Report how many lines contain the word "plants", with no other text.

#### Items
◆ ◆ ◆ ◆ ◆ ◆ ◆

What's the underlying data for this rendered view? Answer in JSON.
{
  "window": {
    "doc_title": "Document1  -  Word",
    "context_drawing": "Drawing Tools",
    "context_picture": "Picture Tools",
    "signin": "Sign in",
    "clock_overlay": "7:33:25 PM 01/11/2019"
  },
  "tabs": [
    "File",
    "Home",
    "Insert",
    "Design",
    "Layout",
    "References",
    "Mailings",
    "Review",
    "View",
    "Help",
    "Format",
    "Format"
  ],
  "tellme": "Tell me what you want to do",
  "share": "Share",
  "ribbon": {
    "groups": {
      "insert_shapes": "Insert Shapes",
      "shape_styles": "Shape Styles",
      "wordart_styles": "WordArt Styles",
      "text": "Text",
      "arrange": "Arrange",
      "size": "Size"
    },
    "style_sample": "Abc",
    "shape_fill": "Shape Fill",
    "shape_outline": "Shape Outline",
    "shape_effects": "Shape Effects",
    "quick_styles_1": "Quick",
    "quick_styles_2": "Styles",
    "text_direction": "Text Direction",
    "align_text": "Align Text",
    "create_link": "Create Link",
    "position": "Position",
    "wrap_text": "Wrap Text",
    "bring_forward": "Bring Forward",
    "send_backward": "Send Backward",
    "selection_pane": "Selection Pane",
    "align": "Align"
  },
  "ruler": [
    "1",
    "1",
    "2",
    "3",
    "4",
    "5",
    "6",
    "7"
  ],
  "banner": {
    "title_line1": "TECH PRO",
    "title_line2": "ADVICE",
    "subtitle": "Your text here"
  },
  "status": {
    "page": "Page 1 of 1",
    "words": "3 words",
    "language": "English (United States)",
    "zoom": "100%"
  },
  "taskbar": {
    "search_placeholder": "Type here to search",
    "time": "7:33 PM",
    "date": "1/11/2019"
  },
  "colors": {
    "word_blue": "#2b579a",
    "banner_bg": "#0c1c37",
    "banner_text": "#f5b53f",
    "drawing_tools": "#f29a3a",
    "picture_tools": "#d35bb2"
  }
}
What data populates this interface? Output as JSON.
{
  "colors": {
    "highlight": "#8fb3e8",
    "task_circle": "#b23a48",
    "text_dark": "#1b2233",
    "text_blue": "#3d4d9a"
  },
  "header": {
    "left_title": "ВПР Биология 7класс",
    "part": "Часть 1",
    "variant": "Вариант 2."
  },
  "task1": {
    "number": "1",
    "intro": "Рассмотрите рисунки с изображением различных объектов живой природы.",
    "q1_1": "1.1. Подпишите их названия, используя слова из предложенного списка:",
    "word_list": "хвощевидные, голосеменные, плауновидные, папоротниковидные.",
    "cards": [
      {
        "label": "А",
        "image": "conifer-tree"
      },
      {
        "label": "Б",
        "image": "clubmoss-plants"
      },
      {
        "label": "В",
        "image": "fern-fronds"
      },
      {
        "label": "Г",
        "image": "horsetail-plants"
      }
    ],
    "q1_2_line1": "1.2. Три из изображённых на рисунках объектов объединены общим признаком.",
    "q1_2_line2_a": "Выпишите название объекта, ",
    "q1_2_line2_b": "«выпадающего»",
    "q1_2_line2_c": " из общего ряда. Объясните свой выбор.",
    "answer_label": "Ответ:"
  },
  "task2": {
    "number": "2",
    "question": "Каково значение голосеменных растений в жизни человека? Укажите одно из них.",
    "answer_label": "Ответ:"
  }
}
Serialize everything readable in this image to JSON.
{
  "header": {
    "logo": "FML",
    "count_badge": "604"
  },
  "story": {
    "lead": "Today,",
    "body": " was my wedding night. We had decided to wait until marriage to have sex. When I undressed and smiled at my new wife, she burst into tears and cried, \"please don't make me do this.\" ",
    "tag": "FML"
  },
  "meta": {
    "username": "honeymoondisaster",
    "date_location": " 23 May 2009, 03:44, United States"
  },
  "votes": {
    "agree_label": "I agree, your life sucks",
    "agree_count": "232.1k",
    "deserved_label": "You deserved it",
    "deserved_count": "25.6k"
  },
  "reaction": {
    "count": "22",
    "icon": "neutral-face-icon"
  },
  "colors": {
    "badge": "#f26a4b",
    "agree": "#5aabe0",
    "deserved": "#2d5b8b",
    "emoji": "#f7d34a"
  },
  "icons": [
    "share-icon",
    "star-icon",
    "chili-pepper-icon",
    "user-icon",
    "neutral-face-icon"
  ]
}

◆ ◆ ◆ ◆ ◆ ◆ ◆

#### Correct output
2